■ **WHAT YOU HAVE TO DO**:
Please copy the stretch from the start of the records through the line containing "- x-tick-label: Nov: [859, 327, 902, 354]", including both ends, word for word.

■ **DATA FOR THIS EXERCISE**:
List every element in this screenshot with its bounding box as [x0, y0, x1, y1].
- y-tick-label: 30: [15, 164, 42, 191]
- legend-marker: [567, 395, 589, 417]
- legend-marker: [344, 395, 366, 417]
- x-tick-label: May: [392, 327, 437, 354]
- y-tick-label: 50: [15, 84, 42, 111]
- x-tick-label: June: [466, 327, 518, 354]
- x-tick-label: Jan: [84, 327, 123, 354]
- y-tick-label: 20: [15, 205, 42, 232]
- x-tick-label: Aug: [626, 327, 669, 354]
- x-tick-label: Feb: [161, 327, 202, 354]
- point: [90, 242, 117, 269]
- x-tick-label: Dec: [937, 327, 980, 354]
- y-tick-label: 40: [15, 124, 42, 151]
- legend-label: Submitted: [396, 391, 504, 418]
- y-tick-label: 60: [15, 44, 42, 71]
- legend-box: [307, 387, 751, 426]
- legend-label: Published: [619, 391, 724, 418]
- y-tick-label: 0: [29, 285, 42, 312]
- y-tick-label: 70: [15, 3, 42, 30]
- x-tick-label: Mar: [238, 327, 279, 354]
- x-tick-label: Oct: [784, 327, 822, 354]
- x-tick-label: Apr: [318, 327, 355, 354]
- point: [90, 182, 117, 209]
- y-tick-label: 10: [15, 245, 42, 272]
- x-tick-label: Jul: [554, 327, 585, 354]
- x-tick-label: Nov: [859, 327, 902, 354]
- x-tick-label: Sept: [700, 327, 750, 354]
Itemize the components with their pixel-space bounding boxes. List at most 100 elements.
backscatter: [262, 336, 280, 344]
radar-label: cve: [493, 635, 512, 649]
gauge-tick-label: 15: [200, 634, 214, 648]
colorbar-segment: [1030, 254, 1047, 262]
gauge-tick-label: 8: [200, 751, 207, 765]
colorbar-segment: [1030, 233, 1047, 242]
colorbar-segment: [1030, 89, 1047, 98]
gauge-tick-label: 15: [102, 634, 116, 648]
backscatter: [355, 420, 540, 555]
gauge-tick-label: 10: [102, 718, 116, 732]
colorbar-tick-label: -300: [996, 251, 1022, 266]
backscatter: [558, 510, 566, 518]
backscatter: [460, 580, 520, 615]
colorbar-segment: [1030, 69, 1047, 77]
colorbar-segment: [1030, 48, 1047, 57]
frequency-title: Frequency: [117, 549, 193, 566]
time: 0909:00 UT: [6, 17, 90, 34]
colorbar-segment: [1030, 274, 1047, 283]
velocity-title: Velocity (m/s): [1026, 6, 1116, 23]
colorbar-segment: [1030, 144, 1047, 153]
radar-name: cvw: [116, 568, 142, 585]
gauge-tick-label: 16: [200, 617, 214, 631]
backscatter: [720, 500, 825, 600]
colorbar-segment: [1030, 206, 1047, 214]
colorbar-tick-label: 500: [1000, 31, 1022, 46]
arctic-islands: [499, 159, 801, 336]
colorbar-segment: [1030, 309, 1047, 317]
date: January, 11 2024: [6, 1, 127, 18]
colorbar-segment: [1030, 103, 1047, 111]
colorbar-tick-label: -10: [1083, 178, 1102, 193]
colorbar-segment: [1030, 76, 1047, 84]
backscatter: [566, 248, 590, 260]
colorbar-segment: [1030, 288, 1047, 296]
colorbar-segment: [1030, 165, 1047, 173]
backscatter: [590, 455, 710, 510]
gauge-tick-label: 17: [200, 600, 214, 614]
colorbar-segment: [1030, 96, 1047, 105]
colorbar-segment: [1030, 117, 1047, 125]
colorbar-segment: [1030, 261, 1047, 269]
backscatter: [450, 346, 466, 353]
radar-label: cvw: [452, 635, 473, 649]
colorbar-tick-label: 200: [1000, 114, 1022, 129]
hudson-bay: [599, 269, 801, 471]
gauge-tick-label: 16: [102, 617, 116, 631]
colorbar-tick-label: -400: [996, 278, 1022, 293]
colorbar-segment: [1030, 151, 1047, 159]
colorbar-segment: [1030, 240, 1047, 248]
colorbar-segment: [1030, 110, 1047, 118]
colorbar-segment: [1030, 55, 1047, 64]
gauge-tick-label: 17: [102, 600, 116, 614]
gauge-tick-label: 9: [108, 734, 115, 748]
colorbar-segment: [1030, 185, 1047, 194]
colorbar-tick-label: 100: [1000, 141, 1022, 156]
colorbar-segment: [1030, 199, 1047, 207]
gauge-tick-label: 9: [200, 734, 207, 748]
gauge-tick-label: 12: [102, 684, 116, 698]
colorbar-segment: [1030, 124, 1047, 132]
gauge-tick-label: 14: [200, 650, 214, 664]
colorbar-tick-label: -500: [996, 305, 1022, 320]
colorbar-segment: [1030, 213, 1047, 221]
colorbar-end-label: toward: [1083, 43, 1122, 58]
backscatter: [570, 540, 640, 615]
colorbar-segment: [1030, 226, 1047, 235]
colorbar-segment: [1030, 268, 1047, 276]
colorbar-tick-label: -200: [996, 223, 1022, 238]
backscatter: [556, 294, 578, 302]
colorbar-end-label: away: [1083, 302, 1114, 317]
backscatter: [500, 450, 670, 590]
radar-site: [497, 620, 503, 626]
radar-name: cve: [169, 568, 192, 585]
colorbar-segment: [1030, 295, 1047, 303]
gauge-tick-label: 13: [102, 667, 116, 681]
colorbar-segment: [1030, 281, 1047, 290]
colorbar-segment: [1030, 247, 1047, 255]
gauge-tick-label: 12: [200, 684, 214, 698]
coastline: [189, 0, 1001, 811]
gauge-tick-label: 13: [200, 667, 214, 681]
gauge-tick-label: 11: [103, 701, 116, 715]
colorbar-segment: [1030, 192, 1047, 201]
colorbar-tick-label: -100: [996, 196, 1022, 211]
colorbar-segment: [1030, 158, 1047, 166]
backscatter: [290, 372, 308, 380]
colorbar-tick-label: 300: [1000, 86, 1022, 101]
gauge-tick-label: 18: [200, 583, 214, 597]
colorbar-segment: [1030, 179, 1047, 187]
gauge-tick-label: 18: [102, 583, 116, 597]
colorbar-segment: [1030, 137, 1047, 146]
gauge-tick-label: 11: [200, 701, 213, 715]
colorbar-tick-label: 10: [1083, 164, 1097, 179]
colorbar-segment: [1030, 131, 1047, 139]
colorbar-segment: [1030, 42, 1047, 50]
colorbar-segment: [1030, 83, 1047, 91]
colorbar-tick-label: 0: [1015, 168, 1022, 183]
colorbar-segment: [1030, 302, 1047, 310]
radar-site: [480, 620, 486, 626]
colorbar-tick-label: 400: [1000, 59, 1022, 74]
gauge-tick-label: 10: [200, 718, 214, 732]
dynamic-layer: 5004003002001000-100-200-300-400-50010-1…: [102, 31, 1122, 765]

■ **RESULT FOR THIS TASK**:
List every element in this screenshot with its bounding box as [x0, y0, x1, y1].
- y-tick-label: 30: [15, 164, 42, 191]
- legend-marker: [567, 395, 589, 417]
- legend-marker: [344, 395, 366, 417]
- x-tick-label: May: [392, 327, 437, 354]
- y-tick-label: 50: [15, 84, 42, 111]
- x-tick-label: June: [466, 327, 518, 354]
- x-tick-label: Jan: [84, 327, 123, 354]
- y-tick-label: 20: [15, 205, 42, 232]
- x-tick-label: Aug: [626, 327, 669, 354]
- x-tick-label: Feb: [161, 327, 202, 354]
- point: [90, 242, 117, 269]
- x-tick-label: Dec: [937, 327, 980, 354]
- y-tick-label: 40: [15, 124, 42, 151]
- legend-label: Submitted: [396, 391, 504, 418]
- y-tick-label: 60: [15, 44, 42, 71]
- legend-box: [307, 387, 751, 426]
- legend-label: Published: [619, 391, 724, 418]
- y-tick-label: 0: [29, 285, 42, 312]
- y-tick-label: 70: [15, 3, 42, 30]
- x-tick-label: Mar: [238, 327, 279, 354]
- x-tick-label: Oct: [784, 327, 822, 354]
- x-tick-label: Apr: [318, 327, 355, 354]
- point: [90, 182, 117, 209]
- y-tick-label: 10: [15, 245, 42, 272]
- x-tick-label: Jul: [554, 327, 585, 354]
- x-tick-label: Nov: [859, 327, 902, 354]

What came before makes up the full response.